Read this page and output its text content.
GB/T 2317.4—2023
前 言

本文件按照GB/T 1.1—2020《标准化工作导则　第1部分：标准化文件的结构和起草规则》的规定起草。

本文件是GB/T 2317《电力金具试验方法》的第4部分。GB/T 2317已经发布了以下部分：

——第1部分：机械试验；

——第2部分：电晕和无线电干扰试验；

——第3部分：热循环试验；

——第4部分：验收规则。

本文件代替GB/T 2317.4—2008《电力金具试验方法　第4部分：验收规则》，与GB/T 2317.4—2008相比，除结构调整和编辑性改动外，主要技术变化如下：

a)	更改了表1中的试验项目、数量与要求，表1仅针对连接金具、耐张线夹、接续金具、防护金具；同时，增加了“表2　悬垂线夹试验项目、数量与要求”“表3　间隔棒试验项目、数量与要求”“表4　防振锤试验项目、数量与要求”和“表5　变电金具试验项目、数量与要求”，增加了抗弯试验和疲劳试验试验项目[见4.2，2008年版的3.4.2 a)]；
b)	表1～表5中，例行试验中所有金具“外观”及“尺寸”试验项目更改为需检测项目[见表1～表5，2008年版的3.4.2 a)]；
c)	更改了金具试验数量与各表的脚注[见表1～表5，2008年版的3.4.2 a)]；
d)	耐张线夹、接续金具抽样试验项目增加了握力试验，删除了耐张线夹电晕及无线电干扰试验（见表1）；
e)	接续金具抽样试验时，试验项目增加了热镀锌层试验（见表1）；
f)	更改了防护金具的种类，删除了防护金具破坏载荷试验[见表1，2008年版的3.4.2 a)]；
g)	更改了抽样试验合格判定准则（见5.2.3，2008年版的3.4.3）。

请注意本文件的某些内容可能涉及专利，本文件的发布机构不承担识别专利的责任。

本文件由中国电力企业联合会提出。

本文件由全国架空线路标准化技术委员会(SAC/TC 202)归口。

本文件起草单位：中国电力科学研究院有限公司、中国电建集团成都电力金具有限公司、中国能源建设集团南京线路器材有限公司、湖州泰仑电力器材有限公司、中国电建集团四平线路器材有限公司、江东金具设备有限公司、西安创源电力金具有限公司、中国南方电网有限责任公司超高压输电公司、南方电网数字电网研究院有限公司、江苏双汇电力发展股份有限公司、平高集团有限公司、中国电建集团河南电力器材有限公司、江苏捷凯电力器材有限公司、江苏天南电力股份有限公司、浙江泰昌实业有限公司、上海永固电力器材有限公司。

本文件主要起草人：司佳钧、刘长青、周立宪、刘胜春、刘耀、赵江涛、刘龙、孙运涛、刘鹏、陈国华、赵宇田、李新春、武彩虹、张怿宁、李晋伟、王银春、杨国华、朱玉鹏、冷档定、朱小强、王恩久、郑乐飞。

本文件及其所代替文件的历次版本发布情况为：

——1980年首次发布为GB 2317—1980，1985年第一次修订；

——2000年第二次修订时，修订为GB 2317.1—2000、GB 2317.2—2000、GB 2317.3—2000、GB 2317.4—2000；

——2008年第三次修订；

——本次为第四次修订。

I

----

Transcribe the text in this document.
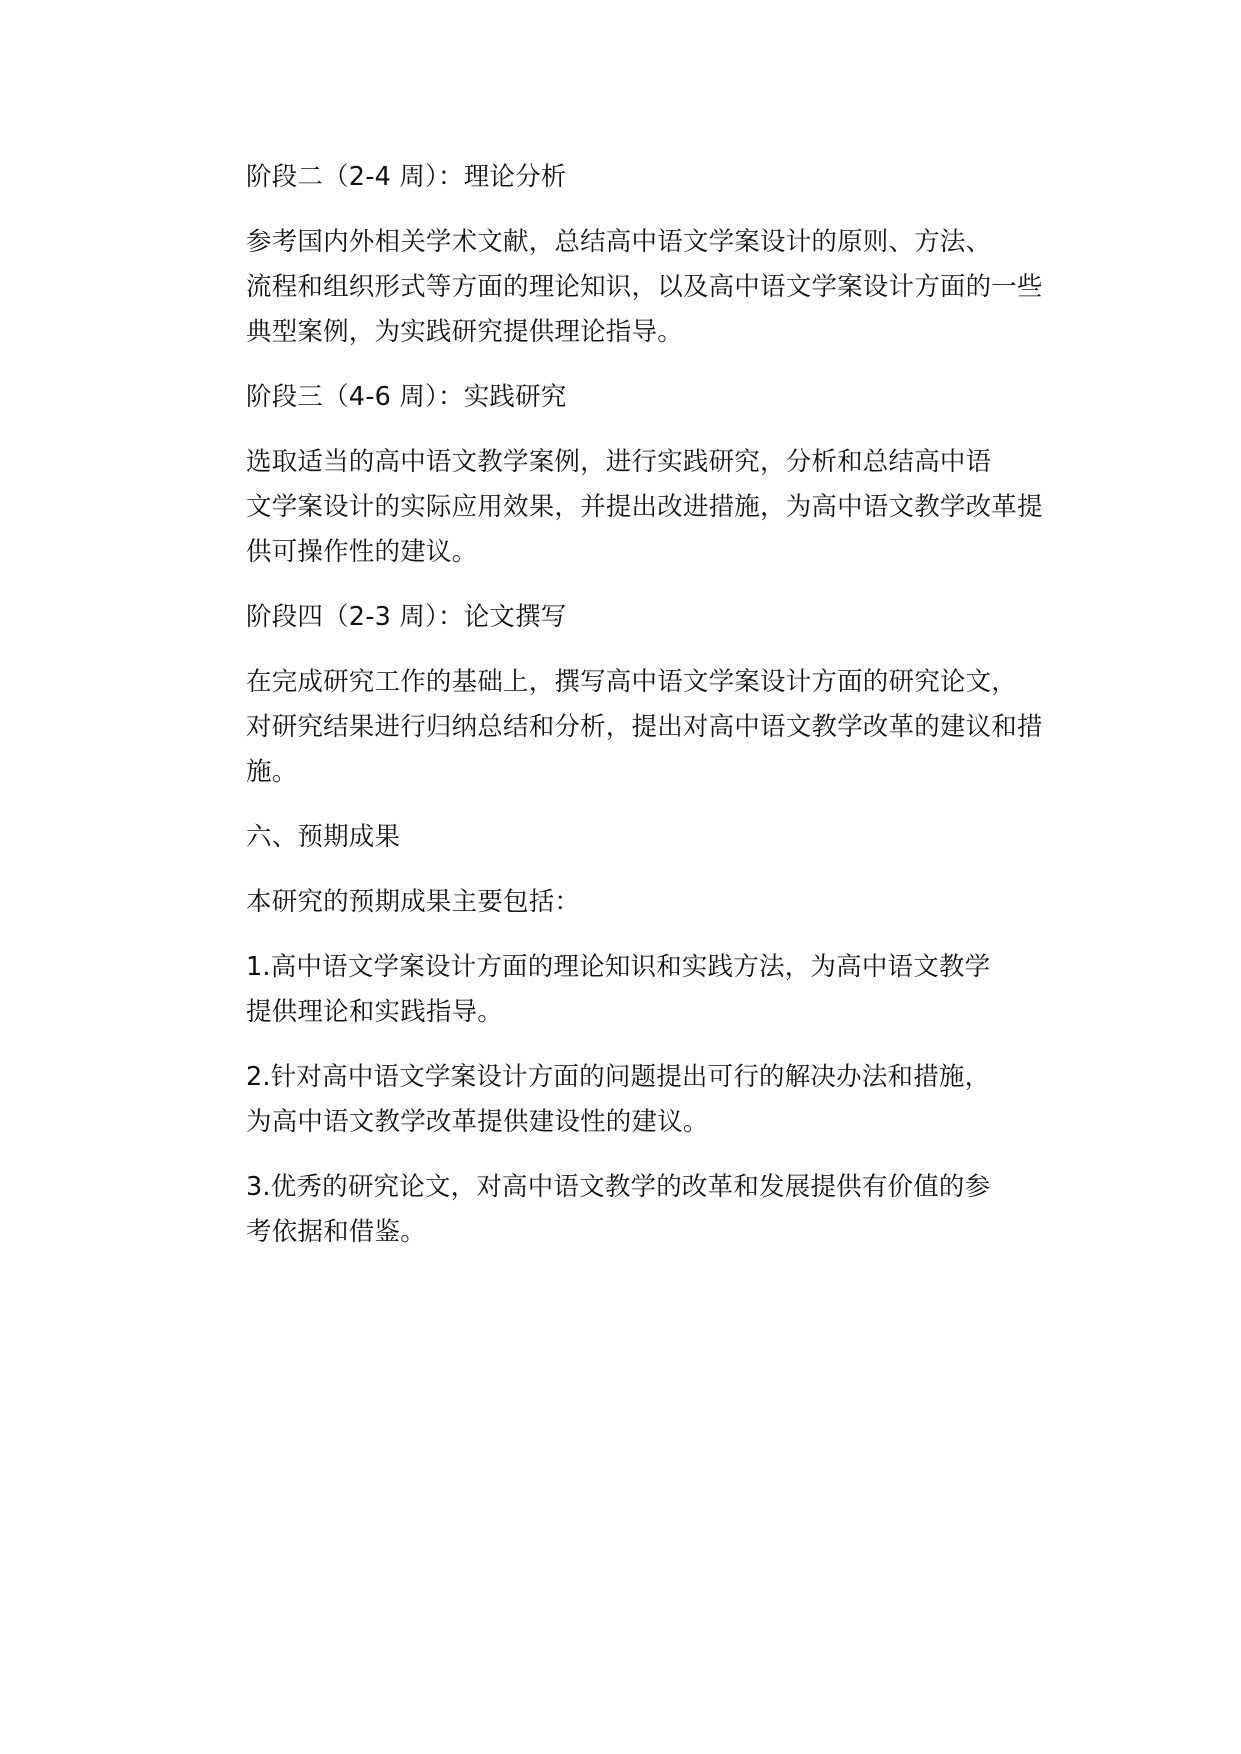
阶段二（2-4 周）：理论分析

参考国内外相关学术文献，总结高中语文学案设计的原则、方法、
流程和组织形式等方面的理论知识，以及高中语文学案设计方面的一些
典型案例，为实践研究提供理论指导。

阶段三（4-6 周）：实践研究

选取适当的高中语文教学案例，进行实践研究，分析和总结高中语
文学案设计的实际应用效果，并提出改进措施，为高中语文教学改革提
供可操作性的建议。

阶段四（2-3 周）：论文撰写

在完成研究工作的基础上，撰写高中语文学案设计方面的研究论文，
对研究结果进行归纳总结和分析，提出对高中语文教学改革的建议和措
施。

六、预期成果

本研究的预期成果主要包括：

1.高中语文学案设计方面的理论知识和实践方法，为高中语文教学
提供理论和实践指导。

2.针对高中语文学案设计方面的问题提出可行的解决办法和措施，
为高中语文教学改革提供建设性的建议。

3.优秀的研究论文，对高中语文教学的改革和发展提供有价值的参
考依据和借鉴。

----

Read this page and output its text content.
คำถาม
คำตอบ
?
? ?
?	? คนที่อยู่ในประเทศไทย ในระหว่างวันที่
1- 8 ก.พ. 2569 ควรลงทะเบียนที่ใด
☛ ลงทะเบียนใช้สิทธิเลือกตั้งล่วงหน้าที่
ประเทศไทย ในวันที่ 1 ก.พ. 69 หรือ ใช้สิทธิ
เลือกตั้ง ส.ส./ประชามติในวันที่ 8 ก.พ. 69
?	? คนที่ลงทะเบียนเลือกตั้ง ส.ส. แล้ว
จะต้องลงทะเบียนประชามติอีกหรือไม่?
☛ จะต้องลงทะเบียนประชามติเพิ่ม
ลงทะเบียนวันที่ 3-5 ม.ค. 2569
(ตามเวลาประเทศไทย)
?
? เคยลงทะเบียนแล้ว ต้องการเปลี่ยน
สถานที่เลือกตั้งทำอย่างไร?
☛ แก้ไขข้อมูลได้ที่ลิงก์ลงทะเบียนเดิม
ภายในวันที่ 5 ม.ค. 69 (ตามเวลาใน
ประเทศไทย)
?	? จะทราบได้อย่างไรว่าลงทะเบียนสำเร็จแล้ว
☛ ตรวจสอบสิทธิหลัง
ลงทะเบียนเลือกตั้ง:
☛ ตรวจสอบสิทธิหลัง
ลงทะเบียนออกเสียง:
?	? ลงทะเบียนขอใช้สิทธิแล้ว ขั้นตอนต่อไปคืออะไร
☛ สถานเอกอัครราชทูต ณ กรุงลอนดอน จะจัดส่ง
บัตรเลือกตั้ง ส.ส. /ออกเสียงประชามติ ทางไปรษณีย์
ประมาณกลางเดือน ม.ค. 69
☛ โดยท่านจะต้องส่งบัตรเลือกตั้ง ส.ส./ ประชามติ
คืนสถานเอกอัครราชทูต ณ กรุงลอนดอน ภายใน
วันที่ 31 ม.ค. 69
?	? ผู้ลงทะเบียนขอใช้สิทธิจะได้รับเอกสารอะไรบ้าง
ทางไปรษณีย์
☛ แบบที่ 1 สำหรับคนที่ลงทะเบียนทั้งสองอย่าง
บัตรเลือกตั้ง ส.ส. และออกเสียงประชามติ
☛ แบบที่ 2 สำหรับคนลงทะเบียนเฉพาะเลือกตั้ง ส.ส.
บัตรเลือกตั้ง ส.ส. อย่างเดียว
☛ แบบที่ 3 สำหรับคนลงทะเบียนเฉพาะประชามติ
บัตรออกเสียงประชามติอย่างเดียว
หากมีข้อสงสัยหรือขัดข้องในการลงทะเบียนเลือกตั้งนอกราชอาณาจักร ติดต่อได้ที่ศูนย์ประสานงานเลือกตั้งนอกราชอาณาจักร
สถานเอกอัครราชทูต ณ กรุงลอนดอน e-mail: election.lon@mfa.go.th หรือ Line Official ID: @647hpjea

----

▶ _Exercise_
Tally up the lines in the preceding listing that contain the string "电力金具试验方法". Respond with the number and nothing else.

▶ _Result of this exercise_
2